Exercise: Write out all of the data exactly as it appears.
· · ·
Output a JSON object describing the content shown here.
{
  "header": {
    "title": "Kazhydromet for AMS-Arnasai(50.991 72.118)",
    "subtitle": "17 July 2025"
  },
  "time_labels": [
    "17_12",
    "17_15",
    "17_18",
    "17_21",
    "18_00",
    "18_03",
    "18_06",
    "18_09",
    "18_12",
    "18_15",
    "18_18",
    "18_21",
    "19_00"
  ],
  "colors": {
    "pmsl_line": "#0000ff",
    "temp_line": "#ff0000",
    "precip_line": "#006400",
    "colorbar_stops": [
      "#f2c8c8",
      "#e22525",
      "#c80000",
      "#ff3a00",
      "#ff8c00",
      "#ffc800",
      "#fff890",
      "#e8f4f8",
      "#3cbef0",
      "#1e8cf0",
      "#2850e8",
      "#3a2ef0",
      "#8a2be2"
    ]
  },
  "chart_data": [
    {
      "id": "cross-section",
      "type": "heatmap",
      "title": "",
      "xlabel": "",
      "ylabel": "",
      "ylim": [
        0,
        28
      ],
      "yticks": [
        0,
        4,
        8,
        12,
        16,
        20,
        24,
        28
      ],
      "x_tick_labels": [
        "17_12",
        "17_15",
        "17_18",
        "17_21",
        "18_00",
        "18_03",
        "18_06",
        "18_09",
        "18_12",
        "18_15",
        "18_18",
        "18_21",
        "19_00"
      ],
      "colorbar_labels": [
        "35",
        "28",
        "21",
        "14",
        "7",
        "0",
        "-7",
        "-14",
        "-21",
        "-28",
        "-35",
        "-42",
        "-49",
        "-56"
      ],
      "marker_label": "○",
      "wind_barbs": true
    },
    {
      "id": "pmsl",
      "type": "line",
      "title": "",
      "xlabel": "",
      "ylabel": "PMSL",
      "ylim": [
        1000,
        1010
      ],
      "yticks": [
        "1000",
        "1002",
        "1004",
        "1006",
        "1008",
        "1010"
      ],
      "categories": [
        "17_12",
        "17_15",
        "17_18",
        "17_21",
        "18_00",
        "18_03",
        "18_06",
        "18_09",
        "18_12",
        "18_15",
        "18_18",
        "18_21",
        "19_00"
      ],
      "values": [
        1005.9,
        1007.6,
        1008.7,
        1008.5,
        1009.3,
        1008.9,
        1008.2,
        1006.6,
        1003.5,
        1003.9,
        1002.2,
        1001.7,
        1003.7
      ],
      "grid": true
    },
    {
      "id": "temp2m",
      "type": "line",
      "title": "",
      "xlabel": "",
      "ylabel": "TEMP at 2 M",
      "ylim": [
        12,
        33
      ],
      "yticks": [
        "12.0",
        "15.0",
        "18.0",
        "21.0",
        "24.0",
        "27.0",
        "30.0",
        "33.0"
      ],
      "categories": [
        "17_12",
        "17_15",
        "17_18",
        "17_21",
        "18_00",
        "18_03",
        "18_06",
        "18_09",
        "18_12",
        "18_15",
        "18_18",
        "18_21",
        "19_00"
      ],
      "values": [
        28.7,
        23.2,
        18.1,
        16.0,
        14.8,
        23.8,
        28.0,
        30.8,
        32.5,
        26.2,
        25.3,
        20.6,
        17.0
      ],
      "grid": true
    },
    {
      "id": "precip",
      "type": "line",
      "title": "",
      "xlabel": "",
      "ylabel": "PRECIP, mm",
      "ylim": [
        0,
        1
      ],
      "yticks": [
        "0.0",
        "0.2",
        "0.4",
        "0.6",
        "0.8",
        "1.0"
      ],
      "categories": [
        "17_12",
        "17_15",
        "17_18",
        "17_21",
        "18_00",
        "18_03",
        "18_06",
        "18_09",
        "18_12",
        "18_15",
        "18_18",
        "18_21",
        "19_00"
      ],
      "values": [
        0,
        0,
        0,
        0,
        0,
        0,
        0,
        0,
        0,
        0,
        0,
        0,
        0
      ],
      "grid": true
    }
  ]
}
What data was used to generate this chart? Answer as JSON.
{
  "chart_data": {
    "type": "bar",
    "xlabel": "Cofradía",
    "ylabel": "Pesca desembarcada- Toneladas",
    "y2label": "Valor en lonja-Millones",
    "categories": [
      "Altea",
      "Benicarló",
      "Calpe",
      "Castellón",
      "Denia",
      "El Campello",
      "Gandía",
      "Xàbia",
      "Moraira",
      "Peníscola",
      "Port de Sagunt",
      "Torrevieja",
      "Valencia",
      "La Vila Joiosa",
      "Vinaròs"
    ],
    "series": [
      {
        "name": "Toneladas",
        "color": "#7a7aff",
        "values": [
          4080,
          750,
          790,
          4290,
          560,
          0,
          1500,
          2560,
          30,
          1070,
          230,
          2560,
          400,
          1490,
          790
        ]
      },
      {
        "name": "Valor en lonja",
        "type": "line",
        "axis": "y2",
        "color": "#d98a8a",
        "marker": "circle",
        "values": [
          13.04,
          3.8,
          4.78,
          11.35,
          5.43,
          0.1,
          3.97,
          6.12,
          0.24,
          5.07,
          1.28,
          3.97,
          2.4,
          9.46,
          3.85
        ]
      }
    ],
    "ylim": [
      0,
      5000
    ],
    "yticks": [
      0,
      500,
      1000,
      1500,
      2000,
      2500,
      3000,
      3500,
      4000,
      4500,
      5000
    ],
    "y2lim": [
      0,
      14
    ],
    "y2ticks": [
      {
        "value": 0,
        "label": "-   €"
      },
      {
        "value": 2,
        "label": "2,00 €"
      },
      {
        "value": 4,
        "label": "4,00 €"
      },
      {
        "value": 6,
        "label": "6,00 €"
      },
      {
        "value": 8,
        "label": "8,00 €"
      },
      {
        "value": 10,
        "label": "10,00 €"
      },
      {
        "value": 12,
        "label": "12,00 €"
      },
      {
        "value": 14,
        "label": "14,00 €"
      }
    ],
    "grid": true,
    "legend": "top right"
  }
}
· · ·
Task output:
Output a JSON object describing the content shown here.
{
  "header": {
    "title": "Kazhydromet for AMS-Arnasai(50.991 72.118)",
    "subtitle": "17 July 2025"
  },
  "time_labels": [
    "17_12",
    "17_15",
    "17_18",
    "17_21",
    "18_00",
    "18_03",
    "18_06",
    "18_09",
    "18_12",
    "18_15",
    "18_18",
    "18_21",
    "19_00"
  ],
  "colors": {
    "pmsl_line": "#0000ff",
    "temp_line": "#ff0000",
    "precip_line": "#006400",
    "colorbar_stops": [
      "#f2c8c8",
      "#e22525",
      "#c80000",
      "#ff3a00",
      "#ff8c00",
      "#ffc800",
      "#fff890",
      "#e8f4f8",
      "#3cbef0",
      "#1e8cf0",
      "#2850e8",
      "#3a2ef0",
      "#8a2be2"
    ]
  },
  "chart_data": [
    {
      "id": "cross-section",
      "type": "heatmap",
      "title": "",
      "xlabel": "",
      "ylabel": "",
      "ylim": [
        0,
        28
      ],
      "yticks": [
        0,
        4,
        8,
        12,
        16,
        20,
        24,
        28
      ],
      "x_tick_labels": [
        "17_12",
        "17_15",
        "17_18",
        "17_21",
        "18_00",
        "18_03",
        "18_06",
        "18_09",
        "18_12",
        "18_15",
        "18_18",
        "18_21",
        "19_00"
      ],
      "colorbar_labels": [
        "35",
        "28",
        "21",
        "14",
        "7",
        "0",
        "-7",
        "-14",
        "-21",
        "-28",
        "-35",
        "-42",
        "-49",
        "-56"
      ],
      "marker_label": "○",
      "wind_barbs": true
    },
    {
      "id": "pmsl",
      "type": "line",
      "title": "",
      "xlabel": "",
      "ylabel": "PMSL",
      "ylim": [
        1000,
        1010
      ],
      "yticks": [
        "1000",
        "1002",
        "1004",
        "1006",
        "1008",
        "1010"
      ],
      "categories": [
        "17_12",
        "17_15",
        "17_18",
        "17_21",
        "18_00",
        "18_03",
        "18_06",
        "18_09",
        "18_12",
        "18_15",
        "18_18",
        "18_21",
        "19_00"
      ],
      "values": [
        1005.9,
        1007.6,
        1008.7,
        1008.5,
        1009.3,
        1008.9,
        1008.2,
        1006.6,
        1003.5,
        1003.9,
        1002.2,
        1001.7,
        1003.7
      ],
      "grid": true
    },
    {
      "id": "temp2m",
      "type": "line",
      "title": "",
      "xlabel": "",
      "ylabel": "TEMP at 2 M",
      "ylim": [
        12,
        33
      ],
      "yticks": [
        "12.0",
        "15.0",
        "18.0",
        "21.0",
        "24.0",
        "27.0",
        "30.0",
        "33.0"
      ],
      "categories": [
        "17_12",
        "17_15",
        "17_18",
        "17_21",
        "18_00",
        "18_03",
        "18_06",
        "18_09",
        "18_12",
        "18_15",
        "18_18",
        "18_21",
        "19_00"
      ],
      "values": [
        28.7,
        23.2,
        18.1,
        16.0,
        14.8,
        23.8,
        28.0,
        30.8,
        32.5,
        26.2,
        25.3,
        20.6,
        17.0
      ],
      "grid": true
    },
    {
      "id": "precip",
      "type": "line",
      "title": "",
      "xlabel": "",
      "ylabel": "PRECIP, mm",
      "ylim": [
        0,
        1
      ],
      "yticks": [
        "0.0",
        "0.2",
        "0.4",
        "0.6",
        "0.8",
        "1.0"
      ],
      "categories": [
        "17_12",
        "17_15",
        "17_18",
        "17_21",
        "18_00",
        "18_03",
        "18_06",
        "18_09",
        "18_12",
        "18_15",
        "18_18",
        "18_21",
        "19_00"
      ],
      "values": [
        0,
        0,
        0,
        0,
        0,
        0,
        0,
        0,
        0,
        0,
        0,
        0,
        0
      ],
      "grid": true
    }
  ]
}
What data was used to generate this chart? Answer as JSON.
{
  "chart_data": {
    "type": "bar",
    "xlabel": "Cofradía",
    "ylabel": "Pesca desembarcada- Toneladas",
    "y2label": "Valor en lonja-Millones",
    "categories": [
      "Altea",
      "Benicarló",
      "Calpe",
      "Castellón",
      "Denia",
      "El Campello",
      "Gandía",
      "Xàbia",
      "Moraira",
      "Peníscola",
      "Port de Sagunt",
      "Torrevieja",
      "Valencia",
      "La Vila Joiosa",
      "Vinaròs"
    ],
    "series": [
      {
        "name": "Toneladas",
        "color": "#7a7aff",
        "values": [
          4080,
          750,
          790,
          4290,
          560,
          0,
          1500,
          2560,
          30,
          1070,
          230,
          2560,
          400,
          1490,
          790
        ]
      },
      {
        "name": "Valor en lonja",
        "type": "line",
        "axis": "y2",
        "color": "#d98a8a",
        "marker": "circle",
        "values": [
          13.04,
          3.8,
          4.78,
          11.35,
          5.43,
          0.1,
          3.97,
          6.12,
          0.24,
          5.07,
          1.28,
          3.97,
          2.4,
          9.46,
          3.85
        ]
      }
    ],
    "ylim": [
      0,
      5000
    ],
    "yticks": [
      0,
      500,
      1000,
      1500,
      2000,
      2500,
      3000,
      3500,
      4000,
      4500,
      5000
    ],
    "y2lim": [
      0,
      14
    ],
    "y2ticks": [
      {
        "value": 0,
        "label": "-   €"
      },
      {
        "value": 2,
        "label": "2,00 €"
      },
      {
        "value": 4,
        "label": "4,00 €"
      },
      {
        "value": 6,
        "label": "6,00 €"
      },
      {
        "value": 8,
        "label": "8,00 €"
      },
      {
        "value": 10,
        "label": "10,00 €"
      },
      {
        "value": 12,
        "label": "12,00 €"
      },
      {
        "value": 14,
        "label": "14,00 €"
      }
    ],
    "grid": true,
    "legend": "top right"
  }
}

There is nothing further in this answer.